** start Recorded information **
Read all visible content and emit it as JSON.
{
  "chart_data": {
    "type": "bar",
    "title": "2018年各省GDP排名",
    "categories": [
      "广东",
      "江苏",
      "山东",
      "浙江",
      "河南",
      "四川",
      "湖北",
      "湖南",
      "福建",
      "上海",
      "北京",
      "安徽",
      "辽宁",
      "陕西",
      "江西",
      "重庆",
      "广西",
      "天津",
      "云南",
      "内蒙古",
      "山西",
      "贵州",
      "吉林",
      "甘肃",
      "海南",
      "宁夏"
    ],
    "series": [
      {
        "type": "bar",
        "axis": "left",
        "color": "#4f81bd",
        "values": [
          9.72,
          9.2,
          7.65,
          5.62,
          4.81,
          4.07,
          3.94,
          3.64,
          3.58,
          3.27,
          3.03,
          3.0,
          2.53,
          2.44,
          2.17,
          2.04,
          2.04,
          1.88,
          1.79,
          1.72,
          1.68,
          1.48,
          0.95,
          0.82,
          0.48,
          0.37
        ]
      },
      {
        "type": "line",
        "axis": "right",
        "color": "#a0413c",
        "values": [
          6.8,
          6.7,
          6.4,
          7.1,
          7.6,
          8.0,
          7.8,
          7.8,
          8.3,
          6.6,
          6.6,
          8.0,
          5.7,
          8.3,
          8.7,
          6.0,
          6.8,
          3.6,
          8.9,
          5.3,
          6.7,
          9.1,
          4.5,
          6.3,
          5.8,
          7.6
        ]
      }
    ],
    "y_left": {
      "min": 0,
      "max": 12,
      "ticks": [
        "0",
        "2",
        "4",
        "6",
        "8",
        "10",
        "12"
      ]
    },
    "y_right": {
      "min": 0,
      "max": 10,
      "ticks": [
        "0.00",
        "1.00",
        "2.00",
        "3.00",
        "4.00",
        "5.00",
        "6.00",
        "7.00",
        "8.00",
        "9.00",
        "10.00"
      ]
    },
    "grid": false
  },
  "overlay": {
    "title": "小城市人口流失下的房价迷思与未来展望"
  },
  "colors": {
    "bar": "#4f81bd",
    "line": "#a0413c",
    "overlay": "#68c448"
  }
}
** end Recorded information **
[Aim of the exercise]: Can you reproduce all the material exactly?

[Task answer]:
Read all visible content and emit it as JSON.
{
  "chart_data": {
    "type": "bar",
    "title": "2018年各省GDP排名",
    "categories": [
      "广东",
      "江苏",
      "山东",
      "浙江",
      "河南",
      "四川",
      "湖北",
      "湖南",
      "福建",
      "上海",
      "北京",
      "安徽",
      "辽宁",
      "陕西",
      "江西",
      "重庆",
      "广西",
      "天津",
      "云南",
      "内蒙古",
      "山西",
      "贵州",
      "吉林",
      "甘肃",
      "海南",
      "宁夏"
    ],
    "series": [
      {
        "type": "bar",
        "axis": "left",
        "color": "#4f81bd",
        "values": [
          9.72,
          9.2,
          7.65,
          5.62,
          4.81,
          4.07,
          3.94,
          3.64,
          3.58,
          3.27,
          3.03,
          3.0,
          2.53,
          2.44,
          2.17,
          2.04,
          2.04,
          1.88,
          1.79,
          1.72,
          1.68,
          1.48,
          0.95,
          0.82,
          0.48,
          0.37
        ]
      },
      {
        "type": "line",
        "axis": "right",
        "color": "#a0413c",
        "values": [
          6.8,
          6.7,
          6.4,
          7.1,
          7.6,
          8.0,
          7.8,
          7.8,
          8.3,
          6.6,
          6.6,
          8.0,
          5.7,
          8.3,
          8.7,
          6.0,
          6.8,
          3.6,
          8.9,
          5.3,
          6.7,
          9.1,
          4.5,
          6.3,
          5.8,
          7.6
        ]
      }
    ],
    "y_left": {
      "min": 0,
      "max": 12,
      "ticks": [
        "0",
        "2",
        "4",
        "6",
        "8",
        "10",
        "12"
      ]
    },
    "y_right": {
      "min": 0,
      "max": 10,
      "ticks": [
        "0.00",
        "1.00",
        "2.00",
        "3.00",
        "4.00",
        "5.00",
        "6.00",
        "7.00",
        "8.00",
        "9.00",
        "10.00"
      ]
    },
    "grid": false
  },
  "overlay": {
    "title": "小城市人口流失下的房价迷思与未来展望"
  },
  "colors": {
    "bar": "#4f81bd",
    "line": "#a0413c",
    "overlay": "#68c448"
  }
}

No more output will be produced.